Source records
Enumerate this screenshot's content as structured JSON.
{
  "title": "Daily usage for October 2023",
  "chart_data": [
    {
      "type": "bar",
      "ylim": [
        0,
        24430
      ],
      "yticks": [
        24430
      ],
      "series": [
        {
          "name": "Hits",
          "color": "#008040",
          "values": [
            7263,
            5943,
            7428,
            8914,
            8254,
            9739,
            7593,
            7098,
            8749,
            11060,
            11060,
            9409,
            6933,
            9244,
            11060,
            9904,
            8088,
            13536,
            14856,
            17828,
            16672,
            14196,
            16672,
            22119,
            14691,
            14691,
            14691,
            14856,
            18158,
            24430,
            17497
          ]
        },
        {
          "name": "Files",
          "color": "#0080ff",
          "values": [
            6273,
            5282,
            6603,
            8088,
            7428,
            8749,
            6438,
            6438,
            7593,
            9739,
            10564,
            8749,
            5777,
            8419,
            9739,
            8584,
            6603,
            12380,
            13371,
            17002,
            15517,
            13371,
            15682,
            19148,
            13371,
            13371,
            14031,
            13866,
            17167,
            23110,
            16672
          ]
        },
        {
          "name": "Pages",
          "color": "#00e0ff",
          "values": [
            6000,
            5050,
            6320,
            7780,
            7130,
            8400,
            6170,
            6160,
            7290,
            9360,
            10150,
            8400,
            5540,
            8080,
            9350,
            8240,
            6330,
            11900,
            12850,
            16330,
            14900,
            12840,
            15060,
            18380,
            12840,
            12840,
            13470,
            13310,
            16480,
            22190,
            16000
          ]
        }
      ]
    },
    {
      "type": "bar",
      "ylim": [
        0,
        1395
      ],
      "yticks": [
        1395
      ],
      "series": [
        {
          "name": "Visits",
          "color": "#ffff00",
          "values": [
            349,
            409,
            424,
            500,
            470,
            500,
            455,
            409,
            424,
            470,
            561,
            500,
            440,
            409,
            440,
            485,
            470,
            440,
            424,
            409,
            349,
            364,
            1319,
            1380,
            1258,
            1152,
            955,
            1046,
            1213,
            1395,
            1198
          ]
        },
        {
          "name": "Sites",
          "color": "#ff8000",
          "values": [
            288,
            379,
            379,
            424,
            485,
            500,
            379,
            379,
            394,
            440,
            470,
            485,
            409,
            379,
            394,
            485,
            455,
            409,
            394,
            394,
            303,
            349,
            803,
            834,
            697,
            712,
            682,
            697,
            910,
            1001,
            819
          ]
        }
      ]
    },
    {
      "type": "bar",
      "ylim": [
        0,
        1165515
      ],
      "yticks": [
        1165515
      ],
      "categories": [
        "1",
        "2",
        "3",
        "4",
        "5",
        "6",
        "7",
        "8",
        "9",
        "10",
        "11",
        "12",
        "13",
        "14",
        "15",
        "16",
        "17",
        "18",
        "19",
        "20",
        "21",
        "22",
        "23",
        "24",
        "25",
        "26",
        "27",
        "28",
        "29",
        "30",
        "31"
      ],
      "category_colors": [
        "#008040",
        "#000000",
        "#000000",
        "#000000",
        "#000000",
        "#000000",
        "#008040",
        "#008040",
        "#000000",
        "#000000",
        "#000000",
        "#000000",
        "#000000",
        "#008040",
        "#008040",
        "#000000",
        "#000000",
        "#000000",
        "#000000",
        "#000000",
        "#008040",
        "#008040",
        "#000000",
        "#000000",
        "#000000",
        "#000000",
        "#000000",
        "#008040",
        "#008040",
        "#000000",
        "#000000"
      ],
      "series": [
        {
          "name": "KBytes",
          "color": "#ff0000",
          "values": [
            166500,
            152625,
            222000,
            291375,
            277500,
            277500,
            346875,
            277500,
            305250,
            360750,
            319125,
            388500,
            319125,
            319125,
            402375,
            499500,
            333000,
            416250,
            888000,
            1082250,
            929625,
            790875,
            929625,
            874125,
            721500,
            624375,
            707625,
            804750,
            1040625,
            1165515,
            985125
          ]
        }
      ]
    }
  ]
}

• **What you need to do**:
Search the data for "name". Copy every matching line.

• **Written response**:
          "name": "Hits",
          "name": "Files",
          "name": "Pages",
          "name": "Visits",
          "name": "Sites",
          "name": "KBytes",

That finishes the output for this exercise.